*Dataset rows*
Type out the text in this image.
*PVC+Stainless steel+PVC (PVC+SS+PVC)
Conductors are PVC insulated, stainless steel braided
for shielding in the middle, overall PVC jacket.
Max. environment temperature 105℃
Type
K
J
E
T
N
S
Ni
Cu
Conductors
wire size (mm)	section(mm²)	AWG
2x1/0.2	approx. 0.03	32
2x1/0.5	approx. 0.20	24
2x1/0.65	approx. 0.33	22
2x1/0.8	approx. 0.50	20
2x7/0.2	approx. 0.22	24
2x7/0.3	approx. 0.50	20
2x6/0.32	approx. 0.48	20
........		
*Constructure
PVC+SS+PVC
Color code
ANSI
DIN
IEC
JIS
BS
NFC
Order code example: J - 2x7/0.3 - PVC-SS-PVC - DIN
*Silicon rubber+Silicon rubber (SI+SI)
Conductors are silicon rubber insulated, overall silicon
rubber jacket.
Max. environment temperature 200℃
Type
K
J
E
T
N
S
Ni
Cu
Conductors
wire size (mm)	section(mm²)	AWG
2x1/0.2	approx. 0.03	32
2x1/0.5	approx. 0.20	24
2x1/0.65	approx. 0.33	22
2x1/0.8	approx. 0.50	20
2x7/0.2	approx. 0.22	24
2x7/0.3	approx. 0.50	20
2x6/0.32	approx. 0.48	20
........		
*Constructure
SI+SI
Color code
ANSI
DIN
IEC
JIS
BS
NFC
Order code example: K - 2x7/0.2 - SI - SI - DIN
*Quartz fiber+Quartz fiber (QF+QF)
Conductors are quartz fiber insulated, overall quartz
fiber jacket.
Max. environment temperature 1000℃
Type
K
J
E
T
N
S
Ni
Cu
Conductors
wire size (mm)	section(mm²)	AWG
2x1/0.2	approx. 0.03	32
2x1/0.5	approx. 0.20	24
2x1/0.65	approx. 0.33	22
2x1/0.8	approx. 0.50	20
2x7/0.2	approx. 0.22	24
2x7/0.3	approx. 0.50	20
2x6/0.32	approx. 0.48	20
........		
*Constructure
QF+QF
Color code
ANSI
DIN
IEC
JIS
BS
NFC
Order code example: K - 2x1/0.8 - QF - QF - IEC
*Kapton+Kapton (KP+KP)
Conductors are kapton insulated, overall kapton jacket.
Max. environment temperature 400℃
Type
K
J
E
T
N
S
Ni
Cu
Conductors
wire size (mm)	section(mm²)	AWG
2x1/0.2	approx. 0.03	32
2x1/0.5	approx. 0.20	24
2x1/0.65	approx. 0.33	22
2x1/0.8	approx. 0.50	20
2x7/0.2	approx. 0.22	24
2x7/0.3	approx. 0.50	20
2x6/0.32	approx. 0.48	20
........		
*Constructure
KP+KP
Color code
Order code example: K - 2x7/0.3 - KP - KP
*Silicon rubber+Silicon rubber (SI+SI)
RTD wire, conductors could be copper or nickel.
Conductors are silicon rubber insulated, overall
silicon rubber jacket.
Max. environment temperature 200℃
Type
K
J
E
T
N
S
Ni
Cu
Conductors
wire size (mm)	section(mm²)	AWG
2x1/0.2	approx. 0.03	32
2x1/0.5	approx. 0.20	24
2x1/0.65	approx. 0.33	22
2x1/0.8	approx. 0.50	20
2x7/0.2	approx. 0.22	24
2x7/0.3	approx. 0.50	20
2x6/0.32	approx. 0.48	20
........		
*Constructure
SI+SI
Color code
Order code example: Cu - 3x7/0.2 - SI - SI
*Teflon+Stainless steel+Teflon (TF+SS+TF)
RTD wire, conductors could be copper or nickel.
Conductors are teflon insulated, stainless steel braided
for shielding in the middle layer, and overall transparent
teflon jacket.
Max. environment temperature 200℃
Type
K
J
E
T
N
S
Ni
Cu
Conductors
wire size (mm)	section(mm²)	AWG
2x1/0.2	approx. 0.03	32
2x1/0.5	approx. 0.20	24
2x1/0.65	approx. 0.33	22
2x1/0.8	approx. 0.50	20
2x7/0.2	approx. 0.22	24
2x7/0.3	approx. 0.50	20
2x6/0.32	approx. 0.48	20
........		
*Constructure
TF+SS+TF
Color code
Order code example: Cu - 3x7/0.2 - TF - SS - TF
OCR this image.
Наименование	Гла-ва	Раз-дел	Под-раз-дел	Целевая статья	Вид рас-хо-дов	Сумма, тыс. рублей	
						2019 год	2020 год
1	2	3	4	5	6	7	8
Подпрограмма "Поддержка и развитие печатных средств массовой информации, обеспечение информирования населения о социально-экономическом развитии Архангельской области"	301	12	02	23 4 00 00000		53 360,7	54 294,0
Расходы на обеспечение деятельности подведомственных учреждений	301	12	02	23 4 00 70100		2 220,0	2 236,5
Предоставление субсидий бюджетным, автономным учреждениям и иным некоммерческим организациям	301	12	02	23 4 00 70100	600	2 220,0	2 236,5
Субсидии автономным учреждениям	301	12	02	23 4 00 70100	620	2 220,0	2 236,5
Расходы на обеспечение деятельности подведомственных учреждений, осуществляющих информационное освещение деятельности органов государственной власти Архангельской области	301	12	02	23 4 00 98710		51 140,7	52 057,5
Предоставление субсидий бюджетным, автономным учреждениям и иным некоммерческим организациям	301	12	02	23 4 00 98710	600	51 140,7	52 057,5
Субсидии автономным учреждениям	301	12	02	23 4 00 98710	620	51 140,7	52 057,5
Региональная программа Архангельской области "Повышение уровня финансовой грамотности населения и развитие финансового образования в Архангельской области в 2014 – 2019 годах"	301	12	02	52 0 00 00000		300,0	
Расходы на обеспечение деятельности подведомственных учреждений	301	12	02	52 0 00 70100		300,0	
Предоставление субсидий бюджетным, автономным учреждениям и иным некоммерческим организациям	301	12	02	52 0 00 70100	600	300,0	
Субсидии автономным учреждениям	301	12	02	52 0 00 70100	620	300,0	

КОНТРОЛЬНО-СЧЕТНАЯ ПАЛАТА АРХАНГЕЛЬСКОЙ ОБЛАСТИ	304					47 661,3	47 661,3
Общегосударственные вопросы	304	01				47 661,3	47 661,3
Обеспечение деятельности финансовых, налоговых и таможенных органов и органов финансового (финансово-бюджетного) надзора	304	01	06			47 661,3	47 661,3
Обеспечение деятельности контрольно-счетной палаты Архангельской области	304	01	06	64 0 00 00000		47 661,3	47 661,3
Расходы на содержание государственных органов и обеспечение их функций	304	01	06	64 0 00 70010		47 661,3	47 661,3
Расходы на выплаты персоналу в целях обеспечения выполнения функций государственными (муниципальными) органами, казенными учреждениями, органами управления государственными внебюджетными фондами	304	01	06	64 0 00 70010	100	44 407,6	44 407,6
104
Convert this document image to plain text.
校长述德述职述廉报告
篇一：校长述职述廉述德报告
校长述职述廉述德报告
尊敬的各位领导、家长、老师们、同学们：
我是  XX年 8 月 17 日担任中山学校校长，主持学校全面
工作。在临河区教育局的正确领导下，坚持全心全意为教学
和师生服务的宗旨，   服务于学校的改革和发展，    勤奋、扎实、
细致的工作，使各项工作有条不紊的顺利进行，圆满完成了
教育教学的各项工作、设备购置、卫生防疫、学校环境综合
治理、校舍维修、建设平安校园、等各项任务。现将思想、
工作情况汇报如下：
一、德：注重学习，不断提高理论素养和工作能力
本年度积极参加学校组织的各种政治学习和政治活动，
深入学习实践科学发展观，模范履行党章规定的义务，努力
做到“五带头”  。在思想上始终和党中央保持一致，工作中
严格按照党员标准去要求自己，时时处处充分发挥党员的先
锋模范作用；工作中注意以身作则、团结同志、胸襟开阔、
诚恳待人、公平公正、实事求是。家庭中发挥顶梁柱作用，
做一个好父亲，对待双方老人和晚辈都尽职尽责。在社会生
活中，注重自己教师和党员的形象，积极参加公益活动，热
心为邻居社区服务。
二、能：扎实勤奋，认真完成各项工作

*What you should do*
Check every line for "example" and show the ones that have it.

*Written reply*
Order code example: J - 2x7/0.3 - PVC-SS-PVC - DIN
Order code example: K - 2x7/0.2 - SI - SI - DIN
Order code example: K - 2x1/0.8 - QF - QF - IEC
Order code example: K - 2x7/0.3 - KP - KP
Order code example: Cu - 3x7/0.2 - SI - SI
Order code example: Cu - 3x7/0.2 - TF - SS - TF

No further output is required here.